_WRITTEN REQUEST_:
Locate each line holding the string "asleep" and copy it.

(Stored entries)
━━━━━━━━━━━━━━━━━━━━━━━━━━━━━━

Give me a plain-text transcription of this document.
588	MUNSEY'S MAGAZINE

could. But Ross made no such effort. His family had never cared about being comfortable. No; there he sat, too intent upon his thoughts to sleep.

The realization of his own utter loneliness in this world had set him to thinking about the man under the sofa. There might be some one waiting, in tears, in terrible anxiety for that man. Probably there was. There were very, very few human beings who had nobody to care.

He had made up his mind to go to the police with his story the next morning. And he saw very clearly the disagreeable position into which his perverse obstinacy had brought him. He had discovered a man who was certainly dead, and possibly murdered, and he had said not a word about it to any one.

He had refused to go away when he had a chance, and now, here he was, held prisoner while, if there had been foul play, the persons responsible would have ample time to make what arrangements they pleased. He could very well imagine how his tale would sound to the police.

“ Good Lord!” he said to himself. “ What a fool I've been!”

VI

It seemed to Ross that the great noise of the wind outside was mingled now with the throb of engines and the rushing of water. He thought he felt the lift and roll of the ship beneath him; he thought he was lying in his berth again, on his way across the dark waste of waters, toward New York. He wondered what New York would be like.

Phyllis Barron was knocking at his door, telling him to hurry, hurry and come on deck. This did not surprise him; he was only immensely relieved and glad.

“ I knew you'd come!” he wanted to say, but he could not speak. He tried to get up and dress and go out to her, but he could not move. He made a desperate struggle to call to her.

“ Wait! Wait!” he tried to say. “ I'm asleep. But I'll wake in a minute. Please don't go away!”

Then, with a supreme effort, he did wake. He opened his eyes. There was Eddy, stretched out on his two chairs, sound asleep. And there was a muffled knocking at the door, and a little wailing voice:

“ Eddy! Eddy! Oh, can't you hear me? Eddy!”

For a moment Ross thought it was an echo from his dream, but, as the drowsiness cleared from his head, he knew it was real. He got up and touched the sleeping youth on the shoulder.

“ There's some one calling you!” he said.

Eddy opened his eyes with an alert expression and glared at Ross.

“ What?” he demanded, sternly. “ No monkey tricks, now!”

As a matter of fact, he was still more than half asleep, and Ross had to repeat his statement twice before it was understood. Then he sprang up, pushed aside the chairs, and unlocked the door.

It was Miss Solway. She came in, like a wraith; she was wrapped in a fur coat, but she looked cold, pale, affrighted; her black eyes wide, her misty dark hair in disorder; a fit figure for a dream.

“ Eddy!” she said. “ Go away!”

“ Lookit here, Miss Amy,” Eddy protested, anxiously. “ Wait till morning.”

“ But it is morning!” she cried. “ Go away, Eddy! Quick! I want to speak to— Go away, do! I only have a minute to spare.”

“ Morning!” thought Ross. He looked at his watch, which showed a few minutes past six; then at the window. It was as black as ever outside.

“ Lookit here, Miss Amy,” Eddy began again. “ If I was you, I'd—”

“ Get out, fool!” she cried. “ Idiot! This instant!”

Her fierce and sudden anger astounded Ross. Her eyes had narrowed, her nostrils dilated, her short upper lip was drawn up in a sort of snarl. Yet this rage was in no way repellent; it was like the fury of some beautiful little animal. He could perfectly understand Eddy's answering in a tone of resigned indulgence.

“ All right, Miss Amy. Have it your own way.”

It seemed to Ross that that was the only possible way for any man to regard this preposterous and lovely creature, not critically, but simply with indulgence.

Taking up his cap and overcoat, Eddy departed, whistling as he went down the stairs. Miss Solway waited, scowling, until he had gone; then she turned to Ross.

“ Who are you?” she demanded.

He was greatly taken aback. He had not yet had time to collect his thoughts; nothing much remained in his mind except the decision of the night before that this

━━━━━━━━━━━━━━━━━━━━━━━━━━━━━━

_CORRECT OUTPUT_:
“ Wait! Wait!” he tried to say. “ I'm asleep. But I'll wake in a minute. Please don't go away!”
Then, with a supreme effort, he did wake. He opened his eyes. There was Eddy, stretched out on his two chairs, sound asleep. And there was a muffled knocking at the door, and a little wailing voice:
As a matter of fact, he was still more than half asleep, and Ross had to repeat his statement twice before it was understood. Then he sprang up, pushed aside the chairs, and unlocked the door.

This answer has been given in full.